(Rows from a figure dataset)
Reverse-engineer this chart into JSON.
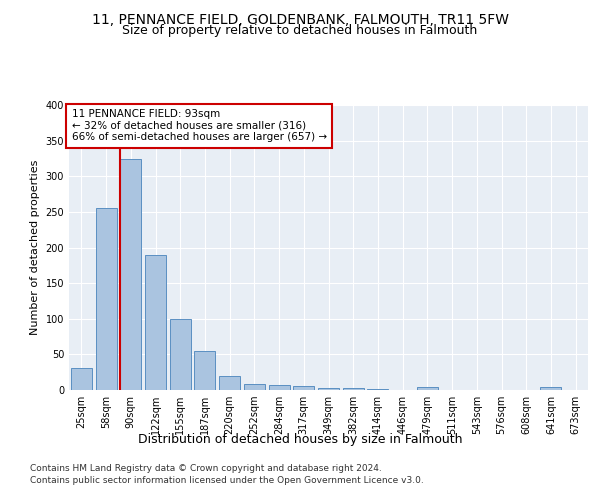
{
  "title": "11, PENNANCE FIELD, GOLDENBANK, FALMOUTH, TR11 5FW",
  "subtitle": "Size of property relative to detached houses in Falmouth",
  "xlabel": "Distribution of detached houses by size in Falmouth",
  "ylabel": "Number of detached properties",
  "categories": [
    "25sqm",
    "58sqm",
    "90sqm",
    "122sqm",
    "155sqm",
    "187sqm",
    "220sqm",
    "252sqm",
    "284sqm",
    "317sqm",
    "349sqm",
    "382sqm",
    "414sqm",
    "446sqm",
    "479sqm",
    "511sqm",
    "543sqm",
    "576sqm",
    "608sqm",
    "641sqm",
    "673sqm"
  ],
  "values": [
    31,
    256,
    324,
    190,
    100,
    55,
    19,
    9,
    7,
    5,
    3,
    3,
    2,
    0,
    4,
    0,
    0,
    0,
    0,
    4,
    0
  ],
  "bar_color": "#aac4e0",
  "bar_edge_color": "#5a8fc2",
  "red_line_x": 1.575,
  "annotation_line1": "11 PENNANCE FIELD: 93sqm",
  "annotation_line2": "← 32% of detached houses are smaller (316)",
  "annotation_line3": "66% of semi-detached houses are larger (657) →",
  "annotation_box_color": "#ffffff",
  "annotation_box_edge_color": "#cc0000",
  "red_line_color": "#cc0000",
  "ylim": [
    0,
    400
  ],
  "yticks": [
    0,
    50,
    100,
    150,
    200,
    250,
    300,
    350,
    400
  ],
  "background_color": "#e8eef5",
  "grid_color": "#ffffff",
  "footer_line1": "Contains HM Land Registry data © Crown copyright and database right 2024.",
  "footer_line2": "Contains public sector information licensed under the Open Government Licence v3.0.",
  "title_fontsize": 10,
  "subtitle_fontsize": 9,
  "xlabel_fontsize": 9,
  "ylabel_fontsize": 8,
  "tick_fontsize": 7,
  "annotation_fontsize": 7.5,
  "footer_fontsize": 6.5
}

- **Problem to solve**
Extract from the data every line where "PENNANCE" shows up.

- **Result of this exercise**
  "title": "11, PENNANCE FIELD, GOLDENBANK, FALMOUTH, TR11 5FW",
  "annotation_line1": "11 PENNANCE FIELD: 93sqm",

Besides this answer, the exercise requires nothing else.